On February 14th, 2012, Columbus will turn 200 and our city is really preparing for a terrific celebration! But even before there was a city laid out on the eastern side of the Scioto River, there was Franklinton nestled in the river-bend on the west side of the Scioto…and before there could be a Franklinton, there was a young man named Lucas Sullivant who was searching to make his place in the world. But where did he come from and what were some of the events that shaped his life?
The Sullivan family emigrated from Ireland to the British colony of Virginia in the early 1700s. Lucas’ grandfather is credited with adding the “T” to the end of the family name, thus establishing the ‘Sullivant’ line in North America. Lucas’ father, Michael Sullivant, married a Miss Hannah Lucas in Lunenburgh County Virginia. Lucas’ son Joseph Sullivant wrote in the Genealogy and Family History of the Starling, Sullivant and Related Families, that his grandfather Michael was:
“Well-off, owning a plantation and holding slaves, but was of a social disposition, careless and rather dissipated, wasting his property”
In other words, Michael was kind of a ‘party-animal’ and didn’t mind running up some large debts. Hannah and Michael Sullivant had three children: Lucas, Michael and a daughter, Anne. Michael Sullivant Sr. died when Lucas was just a boy – and after paying off his father’s many creditors, the Sullivant family was left with just enough land on which to farm tobacco. As if losing his father early on in life was not enough, Lucas’ brother drowned in the Roanoake River while they were getting their tobacco crop to market and subsequently, he lost his mother in 1781. When his sister Anne married a cousin, Lucas was left on his own.
At the age of 18, he traveled west to Kentucky and it was here that he met and befriended Colonel William Starling who assisted him professionally as well as socially and introduced Lucas to his daughter, Sarah. During this time, Lucas apprenticed himself to become a surveyor. This was an extremely useful occupation for a young man with few means as the U.S. government was aggressively now in the real estate business.
When the Revolutionary War ended, Virginia and other formerly “sovereign” states were asked by Congress to give the western territory they had previously claimed to the infant U.S. government. The United States later used these lands to create what we now know as the Northwest Territory.
Then, in 1784 Virginia relinquished its claim to lands to the northwest of the Ohio River with the notable exception of the Virginia Military Lands. These lands were intended to be used as payment to Virginia veterans and were located within the following boundaries: West of the Scioto River, North of the Ohio River, East of the Little Miami River and North at the confluence of the Miami and the Scioto. Enter Lucas Sullivant – Surveyor.
In 1795, the Commonwealth of Virginia hired him to lead a crew of about twenty men into the wilderness of the Ohio territory. In return he would have the choice of land he wanted. Lucas and his team endured near starvation on more than one occasion and were forced to make do with greasy bear meat as well as skunk stew. They also encountered cougars and on one morning Lucas woke up to find that a rattlesnake had curled up on his chest during the night, just trying to keep warm! They traveled by foot and by canoe and Lucas did his best to avoid any encounters with the many Native Americans still in the area.

------------------------------------

Problems and tasks:
(A) Repeat, word for word, the portion of the passage on Lucas Sullivant running from "In other words, Michael" down to "on his own.".
(B) Continue the account of Lucas Sullivant's early life, beginning immediately after its final sentence.

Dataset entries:
------------------------------------

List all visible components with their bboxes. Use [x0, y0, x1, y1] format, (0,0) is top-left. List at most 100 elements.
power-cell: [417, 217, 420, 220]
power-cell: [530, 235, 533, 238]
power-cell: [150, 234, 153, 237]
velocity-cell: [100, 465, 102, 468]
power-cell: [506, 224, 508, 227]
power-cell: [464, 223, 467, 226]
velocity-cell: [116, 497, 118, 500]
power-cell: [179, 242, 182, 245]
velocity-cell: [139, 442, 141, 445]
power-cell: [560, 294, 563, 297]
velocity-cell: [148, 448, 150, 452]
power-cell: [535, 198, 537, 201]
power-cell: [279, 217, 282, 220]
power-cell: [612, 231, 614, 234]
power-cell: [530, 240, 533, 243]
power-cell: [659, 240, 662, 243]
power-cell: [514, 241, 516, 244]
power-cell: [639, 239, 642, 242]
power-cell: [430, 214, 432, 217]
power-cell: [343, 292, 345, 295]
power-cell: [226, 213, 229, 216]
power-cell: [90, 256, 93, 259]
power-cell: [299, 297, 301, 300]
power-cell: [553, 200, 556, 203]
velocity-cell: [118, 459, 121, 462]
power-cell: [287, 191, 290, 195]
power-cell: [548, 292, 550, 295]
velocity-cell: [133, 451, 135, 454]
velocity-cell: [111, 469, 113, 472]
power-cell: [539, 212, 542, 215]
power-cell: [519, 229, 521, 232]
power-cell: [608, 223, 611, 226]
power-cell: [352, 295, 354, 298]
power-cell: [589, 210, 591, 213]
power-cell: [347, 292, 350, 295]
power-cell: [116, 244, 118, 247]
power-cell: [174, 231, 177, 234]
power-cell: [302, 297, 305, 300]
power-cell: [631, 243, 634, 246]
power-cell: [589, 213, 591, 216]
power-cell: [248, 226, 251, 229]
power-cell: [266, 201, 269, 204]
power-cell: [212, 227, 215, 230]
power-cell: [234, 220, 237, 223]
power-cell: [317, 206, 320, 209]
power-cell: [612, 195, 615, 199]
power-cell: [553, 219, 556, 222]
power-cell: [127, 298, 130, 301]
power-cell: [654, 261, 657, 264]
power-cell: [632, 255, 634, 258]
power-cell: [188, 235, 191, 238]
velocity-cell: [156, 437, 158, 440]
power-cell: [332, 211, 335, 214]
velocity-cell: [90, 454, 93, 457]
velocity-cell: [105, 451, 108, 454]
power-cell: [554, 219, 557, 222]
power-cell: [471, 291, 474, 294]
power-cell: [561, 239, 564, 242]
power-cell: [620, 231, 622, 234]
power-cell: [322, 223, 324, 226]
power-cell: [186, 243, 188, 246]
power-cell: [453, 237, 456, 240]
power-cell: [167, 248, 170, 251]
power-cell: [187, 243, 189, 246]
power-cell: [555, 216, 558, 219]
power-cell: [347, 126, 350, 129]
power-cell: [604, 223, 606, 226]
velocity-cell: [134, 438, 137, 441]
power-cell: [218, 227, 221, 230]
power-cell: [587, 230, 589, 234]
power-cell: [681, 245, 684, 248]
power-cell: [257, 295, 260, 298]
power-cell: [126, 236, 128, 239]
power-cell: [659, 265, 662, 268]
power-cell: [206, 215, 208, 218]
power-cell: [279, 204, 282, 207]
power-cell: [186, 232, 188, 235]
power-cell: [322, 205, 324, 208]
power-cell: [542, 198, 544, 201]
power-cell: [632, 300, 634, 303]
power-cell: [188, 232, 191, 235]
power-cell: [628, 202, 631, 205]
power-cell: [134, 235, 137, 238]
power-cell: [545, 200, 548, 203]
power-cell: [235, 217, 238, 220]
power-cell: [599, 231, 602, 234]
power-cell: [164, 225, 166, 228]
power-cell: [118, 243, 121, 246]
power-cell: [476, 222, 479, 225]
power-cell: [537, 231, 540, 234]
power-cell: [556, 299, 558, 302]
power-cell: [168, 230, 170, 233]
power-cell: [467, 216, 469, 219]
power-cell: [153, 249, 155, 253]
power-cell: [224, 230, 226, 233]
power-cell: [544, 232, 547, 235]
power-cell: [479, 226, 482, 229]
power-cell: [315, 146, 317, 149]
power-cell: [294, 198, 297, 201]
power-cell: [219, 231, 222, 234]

------------------------------------

Task-by-task results:
(A)
In other words, Michael was kind of a ‘party-animal’ and didn’t mind running up some large debts. Hannah and Michael Sullivant had three children: Lucas, Michael and a daughter, Anne. Michael Sullivant Sr. died when Lucas was just a boy – and after paying off his father’s many creditors, the Sullivant family was left with just enough land on which to farm tobacco. As if losing his father early on in life was not enough, Lucas’ brother drowned in the Roanoake River while they were getting their tobacco crop to market and subsequently, he lost his mother in 1781. When his sister Anne married a cousin, Lucas was left on his own.

(B)
By 1797, Lucas had acquired 6,000 acres of land and proceeded to lay out a small village of 220 lots in Ross County (Franklin County did not come into existence until March 30, 1803 when it was carved out of Ross County) which he named Franklinton in honor of Benjamin Franklin.
Incidentally, we have no photograph or engraving of Lucas Sullivant except for a cameo carved upon his gravestone in Green lawn Cemetery but according to his son Joseph,
“Mr. Sullivant was of medium height, muscular and well-proportioned, quick and active in his movements with an erect carriage and a good walk, a well-balanced head finished off with a cue which he always wore, a broad and high fore-head, an aquiline nose, and blue-grey eyes, a firm mouth and a square chin. He was firm and positive in his own opinions, but courteous in manners and expression.”
Lucas knew the land here was very good because the Native Americans he did encounter had corn fields nearby his settlement. The Scioto River was deeper then, albeit narrower and prone to flooding, which it did in 1798 on the day before he was to start the first sale of lots to his new town. This flooding forced him to push the boundary of Franklinton further west. The lots sold for as little as 25 cents to as much as $333.33. To induce folks to move in, he actually gave away some lots near the eastern border on the aptly named “Gift” street and became the first in a very long line of Columbus Real Estate developers.
During this time, Lucas sent to Philadelphia for 15,000 bricks and glass panes so he could build the first and finest brick home in Franklinton, which he intended to offer to his fiancée Sarah Starling. Most homes in the pioneer village were literally log cabins that had oilskin paper stretched across the windows, but Lucas wanted something that would be palatial by comparison for Sarah. In 1801 he returned to Kentucky and married the daughter of his mentor, Miss Sarah Sullivant.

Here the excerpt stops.